* Start RECORDS SUPPLIED *

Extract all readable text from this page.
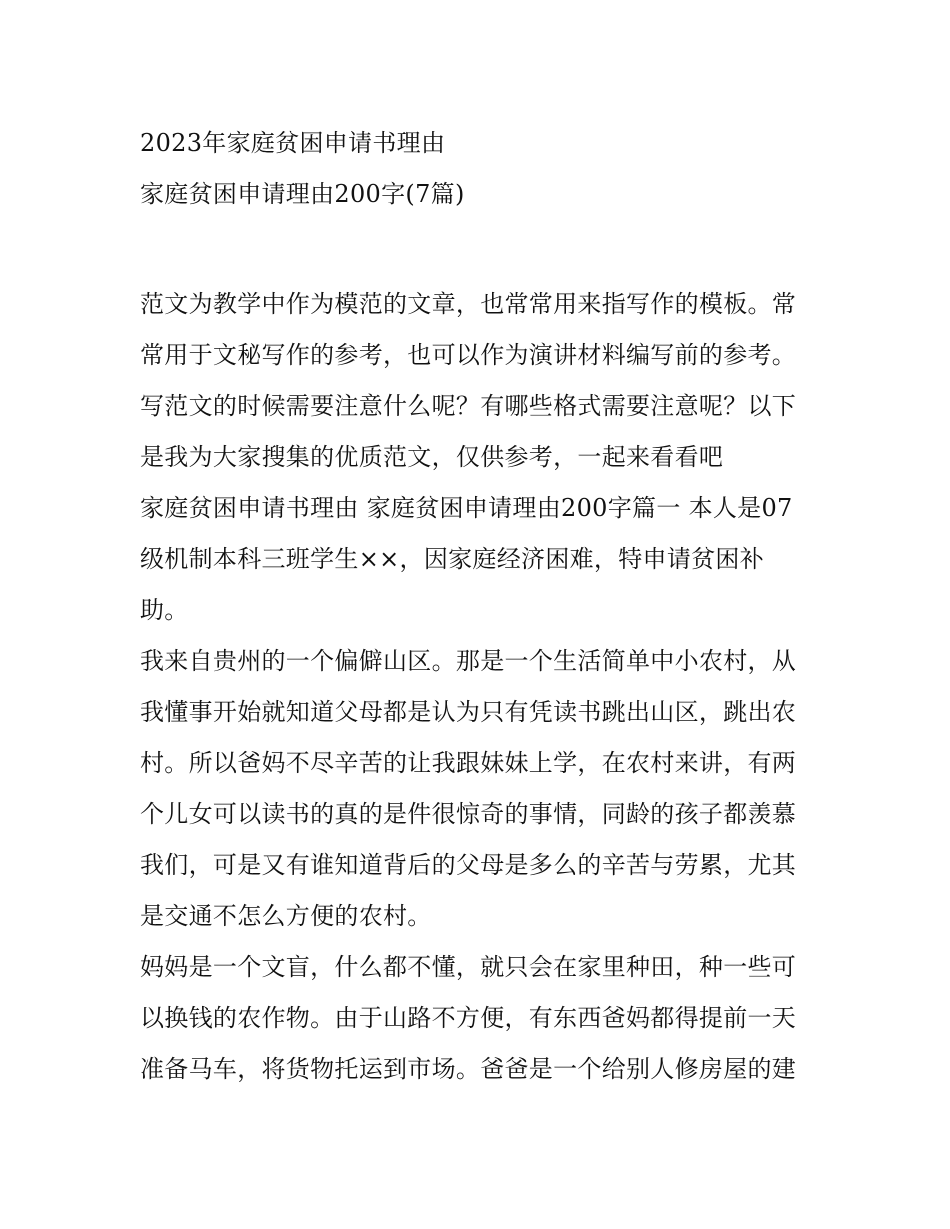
2023年家庭贫困申请书理由
家庭贫困申请理由200字(7篇)
范文为教学中作为模范的文章，也常常用来指写作的模板。常
常用于文秘写作的参考，也可以作为演讲材料编写前的参考。
写范文的时候需要注意什么呢？有哪些格式需要注意呢？以下
是我为大家搜集的优质范文，仅供参考，一起来看看吧
家庭贫困申请书理由 家庭贫困申请理由200字篇一 本人是07
级机制本科三班学生××，因家庭经济困难，特申请贫困补
助。
我来自贵州的一个偏僻山区。那是一个生活简单中小农村，从
我懂事开始就知道父母都是认为只有凭读书跳出山区，跳出农
村。所以爸妈不尽辛苦的让我跟妹妹上学，在农村来讲，有两
个儿女可以读书的真的是件很惊奇的事情，同龄的孩子都羡慕
我们，可是又有谁知道背后的父母是多么的辛苦与劳累，尤其
是交通不怎么方便的农村。
妈妈是一个文盲，什么都不懂，就只会在家里种田，种一些可
以换钱的农作物。由于山路不方便，有东西爸妈都得提前一天
准备马车，将货物托运到市场。爸爸是一个给别人修房屋的建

* End RECORDS SUPPLIED *

## WHAT THE EXERCISE ASKS:
Please repeat the entries exactly. Do not include the pictures.

## WRITTEN RESPONSE:
Extract all readable text from this page.
2023年家庭贫困申请书理由
家庭贫困申请理由200字(7篇)
范文为教学中作为模范的文章，也常常用来指写作的模板。常
常用于文秘写作的参考，也可以作为演讲材料编写前的参考。
写范文的时候需要注意什么呢？有哪些格式需要注意呢？以下
是我为大家搜集的优质范文，仅供参考，一起来看看吧
家庭贫困申请书理由 家庭贫困申请理由200字篇一 本人是07
级机制本科三班学生××，因家庭经济困难，特申请贫困补
助。
我来自贵州的一个偏僻山区。那是一个生活简单中小农村，从
我懂事开始就知道父母都是认为只有凭读书跳出山区，跳出农
村。所以爸妈不尽辛苦的让我跟妹妹上学，在农村来讲，有两
个儿女可以读书的真的是件很惊奇的事情，同龄的孩子都羡慕
我们，可是又有谁知道背后的父母是多么的辛苦与劳累，尤其
是交通不怎么方便的农村。
妈妈是一个文盲，什么都不懂，就只会在家里种田，种一些可
以换钱的农作物。由于山路不方便，有东西爸妈都得提前一天
准备马车，将货物托运到市场。爸爸是一个给别人修房屋的建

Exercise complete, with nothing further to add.